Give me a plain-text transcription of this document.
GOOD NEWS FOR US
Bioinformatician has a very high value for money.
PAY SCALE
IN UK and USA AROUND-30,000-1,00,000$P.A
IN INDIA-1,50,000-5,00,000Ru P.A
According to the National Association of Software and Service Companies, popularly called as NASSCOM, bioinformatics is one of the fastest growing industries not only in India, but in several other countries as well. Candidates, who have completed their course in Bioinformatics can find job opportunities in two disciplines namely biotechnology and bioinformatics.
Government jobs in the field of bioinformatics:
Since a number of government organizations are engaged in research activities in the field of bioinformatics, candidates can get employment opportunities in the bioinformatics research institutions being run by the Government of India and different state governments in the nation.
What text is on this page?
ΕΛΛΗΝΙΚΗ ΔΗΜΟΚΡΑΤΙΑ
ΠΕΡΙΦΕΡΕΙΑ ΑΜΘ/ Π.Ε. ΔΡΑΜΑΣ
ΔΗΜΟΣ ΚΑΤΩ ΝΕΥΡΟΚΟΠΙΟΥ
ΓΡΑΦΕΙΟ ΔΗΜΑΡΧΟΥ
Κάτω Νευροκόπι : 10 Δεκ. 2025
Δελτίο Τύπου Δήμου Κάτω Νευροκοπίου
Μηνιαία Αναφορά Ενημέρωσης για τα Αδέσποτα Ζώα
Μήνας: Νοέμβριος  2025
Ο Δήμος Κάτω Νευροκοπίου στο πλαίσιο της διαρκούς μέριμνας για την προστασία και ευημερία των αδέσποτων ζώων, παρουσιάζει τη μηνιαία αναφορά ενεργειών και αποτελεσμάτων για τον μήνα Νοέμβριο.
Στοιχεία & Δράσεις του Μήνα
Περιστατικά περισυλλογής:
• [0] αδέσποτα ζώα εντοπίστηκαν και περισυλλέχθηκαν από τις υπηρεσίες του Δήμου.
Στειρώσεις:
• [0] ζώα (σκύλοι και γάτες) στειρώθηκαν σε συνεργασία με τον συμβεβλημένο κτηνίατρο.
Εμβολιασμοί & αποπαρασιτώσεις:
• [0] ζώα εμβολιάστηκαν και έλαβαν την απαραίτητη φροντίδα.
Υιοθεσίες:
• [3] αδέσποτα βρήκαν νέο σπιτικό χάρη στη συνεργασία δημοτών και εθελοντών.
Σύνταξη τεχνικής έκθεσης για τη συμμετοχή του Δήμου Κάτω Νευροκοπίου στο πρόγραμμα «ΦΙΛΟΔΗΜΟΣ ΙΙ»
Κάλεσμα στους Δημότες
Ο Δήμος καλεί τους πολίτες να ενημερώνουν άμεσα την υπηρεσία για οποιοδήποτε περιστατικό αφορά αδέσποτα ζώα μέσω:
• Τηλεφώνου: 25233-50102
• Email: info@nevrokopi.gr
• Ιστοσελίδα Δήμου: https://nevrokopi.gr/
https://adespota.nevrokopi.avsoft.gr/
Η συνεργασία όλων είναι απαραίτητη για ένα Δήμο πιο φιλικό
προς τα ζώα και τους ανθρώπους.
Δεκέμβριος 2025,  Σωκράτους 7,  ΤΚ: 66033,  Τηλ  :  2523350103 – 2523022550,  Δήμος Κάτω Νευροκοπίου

● ● ● ● ●

AIM> Copy, from the material, each line that holds the string "field".

EXERCISE ANSWER>
Government jobs in the field of bioinformatics:
Since a number of government organizations are engaged in research activities in the field of bioinformatics, candidates can get employment opportunities in the bioinformatics research institutions being run by the Government of India and different state governments in the nation.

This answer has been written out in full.